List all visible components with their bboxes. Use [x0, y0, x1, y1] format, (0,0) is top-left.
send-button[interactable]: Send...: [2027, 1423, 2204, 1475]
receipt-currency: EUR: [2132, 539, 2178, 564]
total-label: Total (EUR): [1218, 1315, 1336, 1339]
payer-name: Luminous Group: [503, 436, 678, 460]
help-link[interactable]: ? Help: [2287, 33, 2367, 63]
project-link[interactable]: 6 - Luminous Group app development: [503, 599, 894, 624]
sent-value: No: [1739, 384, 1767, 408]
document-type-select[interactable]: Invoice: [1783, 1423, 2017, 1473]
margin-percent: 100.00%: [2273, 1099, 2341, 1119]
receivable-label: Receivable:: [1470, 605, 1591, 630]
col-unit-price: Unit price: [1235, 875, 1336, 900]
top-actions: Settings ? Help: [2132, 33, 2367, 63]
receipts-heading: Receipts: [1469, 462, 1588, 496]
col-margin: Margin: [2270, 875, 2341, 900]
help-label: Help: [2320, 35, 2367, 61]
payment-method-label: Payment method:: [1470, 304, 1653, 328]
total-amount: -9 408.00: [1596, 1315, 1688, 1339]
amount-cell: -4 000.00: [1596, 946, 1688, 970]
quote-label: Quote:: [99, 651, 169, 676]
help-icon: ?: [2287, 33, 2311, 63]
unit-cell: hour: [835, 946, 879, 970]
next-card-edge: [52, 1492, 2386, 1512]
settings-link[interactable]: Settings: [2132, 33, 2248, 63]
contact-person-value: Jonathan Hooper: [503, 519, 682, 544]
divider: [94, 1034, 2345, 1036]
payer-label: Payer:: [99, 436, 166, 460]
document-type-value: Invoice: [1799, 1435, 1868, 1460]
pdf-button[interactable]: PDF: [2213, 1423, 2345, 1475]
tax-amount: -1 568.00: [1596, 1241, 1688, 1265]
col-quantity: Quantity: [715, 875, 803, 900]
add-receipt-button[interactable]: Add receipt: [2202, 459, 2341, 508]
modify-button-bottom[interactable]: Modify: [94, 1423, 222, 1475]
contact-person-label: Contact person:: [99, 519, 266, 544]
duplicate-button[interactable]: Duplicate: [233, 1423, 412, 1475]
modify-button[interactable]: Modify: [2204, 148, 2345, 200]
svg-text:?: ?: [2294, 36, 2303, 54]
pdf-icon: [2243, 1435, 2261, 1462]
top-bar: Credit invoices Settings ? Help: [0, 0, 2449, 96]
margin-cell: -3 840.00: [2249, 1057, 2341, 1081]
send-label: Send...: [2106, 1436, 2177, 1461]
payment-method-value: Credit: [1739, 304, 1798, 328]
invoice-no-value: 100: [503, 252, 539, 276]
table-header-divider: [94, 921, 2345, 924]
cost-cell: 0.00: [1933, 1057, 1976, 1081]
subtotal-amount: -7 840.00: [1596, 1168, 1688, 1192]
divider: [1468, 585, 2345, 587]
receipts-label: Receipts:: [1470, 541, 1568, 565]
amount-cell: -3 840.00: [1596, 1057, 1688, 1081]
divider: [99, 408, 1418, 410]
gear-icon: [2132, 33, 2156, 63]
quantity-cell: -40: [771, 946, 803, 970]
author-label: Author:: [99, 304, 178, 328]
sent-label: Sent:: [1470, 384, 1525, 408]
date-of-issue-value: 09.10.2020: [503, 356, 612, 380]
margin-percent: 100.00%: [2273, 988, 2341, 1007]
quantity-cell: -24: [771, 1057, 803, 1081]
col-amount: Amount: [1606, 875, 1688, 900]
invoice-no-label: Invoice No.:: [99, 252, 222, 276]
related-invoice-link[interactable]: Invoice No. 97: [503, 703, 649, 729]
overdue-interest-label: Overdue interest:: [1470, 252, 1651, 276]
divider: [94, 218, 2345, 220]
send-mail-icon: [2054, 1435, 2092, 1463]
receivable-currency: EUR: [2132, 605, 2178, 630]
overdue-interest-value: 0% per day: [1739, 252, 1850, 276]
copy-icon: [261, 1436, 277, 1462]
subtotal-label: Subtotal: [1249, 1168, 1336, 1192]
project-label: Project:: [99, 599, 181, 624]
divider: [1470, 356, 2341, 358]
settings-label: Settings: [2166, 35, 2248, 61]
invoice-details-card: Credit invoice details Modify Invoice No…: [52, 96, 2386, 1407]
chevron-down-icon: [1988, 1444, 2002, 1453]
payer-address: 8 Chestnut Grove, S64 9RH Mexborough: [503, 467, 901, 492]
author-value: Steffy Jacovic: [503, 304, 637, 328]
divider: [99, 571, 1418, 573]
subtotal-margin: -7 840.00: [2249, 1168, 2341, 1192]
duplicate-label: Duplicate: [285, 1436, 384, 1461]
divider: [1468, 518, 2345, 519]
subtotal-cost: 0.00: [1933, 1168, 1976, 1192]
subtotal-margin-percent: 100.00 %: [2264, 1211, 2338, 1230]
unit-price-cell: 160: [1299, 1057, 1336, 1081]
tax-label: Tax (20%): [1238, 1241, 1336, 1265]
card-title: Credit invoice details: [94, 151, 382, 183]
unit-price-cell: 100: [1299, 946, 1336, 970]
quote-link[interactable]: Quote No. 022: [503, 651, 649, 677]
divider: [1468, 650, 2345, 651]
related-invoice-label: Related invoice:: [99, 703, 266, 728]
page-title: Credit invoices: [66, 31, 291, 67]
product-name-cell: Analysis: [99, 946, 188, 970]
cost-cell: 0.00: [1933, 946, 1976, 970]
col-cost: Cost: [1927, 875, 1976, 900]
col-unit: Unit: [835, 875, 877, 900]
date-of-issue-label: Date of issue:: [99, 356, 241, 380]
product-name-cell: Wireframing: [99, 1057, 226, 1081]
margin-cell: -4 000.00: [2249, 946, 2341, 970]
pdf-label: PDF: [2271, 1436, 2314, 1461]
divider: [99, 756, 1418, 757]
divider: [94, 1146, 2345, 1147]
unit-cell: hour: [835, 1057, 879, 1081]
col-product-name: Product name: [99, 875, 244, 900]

======

**Directions for this task**
Reproduce all of these lines exactly, character for character.

**Result of this exercise**
List all visible components with their bboxes. Use [x0, y0, x1, y1] format, (0,0) is top-left.
send-button[interactable]: Send...: [2027, 1423, 2204, 1475]
receipt-currency: EUR: [2132, 539, 2178, 564]
total-label: Total (EUR): [1218, 1315, 1336, 1339]
payer-name: Luminous Group: [503, 436, 678, 460]
help-link[interactable]: ? Help: [2287, 33, 2367, 63]
project-link[interactable]: 6 - Luminous Group app development: [503, 599, 894, 624]
sent-value: No: [1739, 384, 1767, 408]
document-type-select[interactable]: Invoice: [1783, 1423, 2017, 1473]
margin-percent: 100.00%: [2273, 1099, 2341, 1119]
receivable-label: Receivable:: [1470, 605, 1591, 630]
col-unit-price: Unit price: [1235, 875, 1336, 900]
top-actions: Settings ? Help: [2132, 33, 2367, 63]
receipts-heading: Receipts: [1469, 462, 1588, 496]
col-margin: Margin: [2270, 875, 2341, 900]
help-label: Help: [2320, 35, 2367, 61]
payment-method-label: Payment method:: [1470, 304, 1653, 328]
total-amount: -9 408.00: [1596, 1315, 1688, 1339]
amount-cell: -4 000.00: [1596, 946, 1688, 970]
quote-label: Quote:: [99, 651, 169, 676]
help-icon: ?: [2287, 33, 2311, 63]
unit-cell: hour: [835, 946, 879, 970]
next-card-edge: [52, 1492, 2386, 1512]
settings-link[interactable]: Settings: [2132, 33, 2248, 63]
contact-person-value: Jonathan Hooper: [503, 519, 682, 544]
divider: [94, 1034, 2345, 1036]
payer-label: Payer:: [99, 436, 166, 460]
document-type-value: Invoice: [1799, 1435, 1868, 1460]
pdf-button[interactable]: PDF: [2213, 1423, 2345, 1475]
tax-amount: -1 568.00: [1596, 1241, 1688, 1265]
col-quantity: Quantity: [715, 875, 803, 900]
add-receipt-button[interactable]: Add receipt: [2202, 459, 2341, 508]
modify-button-bottom[interactable]: Modify: [94, 1423, 222, 1475]
contact-person-label: Contact person:: [99, 519, 266, 544]
duplicate-button[interactable]: Duplicate: [233, 1423, 412, 1475]
modify-button[interactable]: Modify: [2204, 148, 2345, 200]
svg-text:?: ?: [2294, 36, 2303, 54]
pdf-icon: [2243, 1435, 2261, 1462]
top-bar: Credit invoices Settings ? Help: [0, 0, 2449, 96]
margin-cell: -3 840.00: [2249, 1057, 2341, 1081]
send-label: Send...: [2106, 1436, 2177, 1461]
payment-method-value: Credit: [1739, 304, 1798, 328]
invoice-no-value: 100: [503, 252, 539, 276]
table-header-divider: [94, 921, 2345, 924]
cost-cell: 0.00: [1933, 1057, 1976, 1081]
subtotal-amount: -7 840.00: [1596, 1168, 1688, 1192]
divider: [1468, 585, 2345, 587]
receipts-label: Receipts:: [1470, 541, 1568, 565]
amount-cell: -3 840.00: [1596, 1057, 1688, 1081]
divider: [99, 408, 1418, 410]
gear-icon: [2132, 33, 2156, 63]
quantity-cell: -40: [771, 946, 803, 970]
author-label: Author:: [99, 304, 178, 328]
sent-label: Sent:: [1470, 384, 1525, 408]
date-of-issue-value: 09.10.2020: [503, 356, 612, 380]
margin-percent: 100.00%: [2273, 988, 2341, 1007]
quantity-cell: -24: [771, 1057, 803, 1081]
col-amount: Amount: [1606, 875, 1688, 900]
invoice-no-label: Invoice No.:: [99, 252, 222, 276]
related-invoice-link[interactable]: Invoice No. 97: [503, 703, 649, 729]
overdue-interest-label: Overdue interest:: [1470, 252, 1651, 276]
divider: [94, 218, 2345, 220]
send-mail-icon: [2054, 1435, 2092, 1463]
receivable-currency: EUR: [2132, 605, 2178, 630]
overdue-interest-value: 0% per day: [1739, 252, 1850, 276]
copy-icon: [261, 1436, 277, 1462]
subtotal-label: Subtotal: [1249, 1168, 1336, 1192]
project-label: Project:: [99, 599, 181, 624]
divider: [1470, 356, 2341, 358]
settings-label: Settings: [2166, 35, 2248, 61]
invoice-details-card: Credit invoice details Modify Invoice No…: [52, 96, 2386, 1407]
chevron-down-icon: [1988, 1444, 2002, 1453]
payer-address: 8 Chestnut Grove, S64 9RH Mexborough: [503, 467, 901, 492]
author-value: Steffy Jacovic: [503, 304, 637, 328]
divider: [99, 571, 1418, 573]
subtotal-margin: -7 840.00: [2249, 1168, 2341, 1192]
duplicate-label: Duplicate: [285, 1436, 384, 1461]
divider: [1468, 518, 2345, 519]
subtotal-cost: 0.00: [1933, 1168, 1976, 1192]
subtotal-margin-percent: 100.00 %: [2264, 1211, 2338, 1230]
unit-price-cell: 160: [1299, 1057, 1336, 1081]
tax-label: Tax (20%): [1238, 1241, 1336, 1265]
card-title: Credit invoice details: [94, 151, 382, 183]
unit-price-cell: 100: [1299, 946, 1336, 970]
quote-link[interactable]: Quote No. 022: [503, 651, 649, 677]
divider: [1468, 650, 2345, 651]
related-invoice-label: Related invoice:: [99, 703, 266, 728]
page-title: Credit invoices: [66, 31, 291, 67]
product-name-cell: Analysis: [99, 946, 188, 970]
cost-cell: 0.00: [1933, 946, 1976, 970]
col-cost: Cost: [1927, 875, 1976, 900]
col-unit: Unit: [835, 875, 877, 900]
date-of-issue-label: Date of issue:: [99, 356, 241, 380]
product-name-cell: Wireframing: [99, 1057, 226, 1081]
margin-cell: -4 000.00: [2249, 946, 2341, 970]
pdf-label: PDF: [2271, 1436, 2314, 1461]
divider: [99, 756, 1418, 757]
divider: [94, 1146, 2345, 1147]
unit-cell: hour: [835, 1057, 879, 1081]
col-product-name: Product name: [99, 875, 244, 900]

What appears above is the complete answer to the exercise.